## begin DATA SUPPLIED

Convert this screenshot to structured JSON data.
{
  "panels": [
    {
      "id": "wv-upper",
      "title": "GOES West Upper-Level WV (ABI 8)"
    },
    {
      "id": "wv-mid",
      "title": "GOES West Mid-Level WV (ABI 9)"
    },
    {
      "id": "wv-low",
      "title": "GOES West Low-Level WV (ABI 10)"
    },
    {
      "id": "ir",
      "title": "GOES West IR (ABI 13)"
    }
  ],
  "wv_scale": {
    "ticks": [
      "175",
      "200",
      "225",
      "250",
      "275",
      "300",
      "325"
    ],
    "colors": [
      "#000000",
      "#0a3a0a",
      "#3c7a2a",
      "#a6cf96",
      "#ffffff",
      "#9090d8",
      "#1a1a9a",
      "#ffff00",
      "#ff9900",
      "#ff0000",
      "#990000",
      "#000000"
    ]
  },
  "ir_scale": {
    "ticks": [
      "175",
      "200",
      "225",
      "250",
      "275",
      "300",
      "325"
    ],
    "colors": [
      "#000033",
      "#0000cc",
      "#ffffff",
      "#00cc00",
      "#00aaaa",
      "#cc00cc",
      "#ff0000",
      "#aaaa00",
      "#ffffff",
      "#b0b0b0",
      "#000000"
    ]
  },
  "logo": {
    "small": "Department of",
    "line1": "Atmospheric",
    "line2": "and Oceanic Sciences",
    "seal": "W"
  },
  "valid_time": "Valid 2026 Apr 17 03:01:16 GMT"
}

## end DATA SUPPLIED

Give back each line above precisely as it stands.

TASK ANSWER:
Convert this screenshot to structured JSON data.
{
  "panels": [
    {
      "id": "wv-upper",
      "title": "GOES West Upper-Level WV (ABI 8)"
    },
    {
      "id": "wv-mid",
      "title": "GOES West Mid-Level WV (ABI 9)"
    },
    {
      "id": "wv-low",
      "title": "GOES West Low-Level WV (ABI 10)"
    },
    {
      "id": "ir",
      "title": "GOES West IR (ABI 13)"
    }
  ],
  "wv_scale": {
    "ticks": [
      "175",
      "200",
      "225",
      "250",
      "275",
      "300",
      "325"
    ],
    "colors": [
      "#000000",
      "#0a3a0a",
      "#3c7a2a",
      "#a6cf96",
      "#ffffff",
      "#9090d8",
      "#1a1a9a",
      "#ffff00",
      "#ff9900",
      "#ff0000",
      "#990000",
      "#000000"
    ]
  },
  "ir_scale": {
    "ticks": [
      "175",
      "200",
      "225",
      "250",
      "275",
      "300",
      "325"
    ],
    "colors": [
      "#000033",
      "#0000cc",
      "#ffffff",
      "#00cc00",
      "#00aaaa",
      "#cc00cc",
      "#ff0000",
      "#aaaa00",
      "#ffffff",
      "#b0b0b0",
      "#000000"
    ]
  },
  "logo": {
    "small": "Department of",
    "line1": "Atmospheric",
    "line2": "and Oceanic Sciences",
    "seal": "W"
  },
  "valid_time": "Valid 2026 Apr 17 03:01:16 GMT"
}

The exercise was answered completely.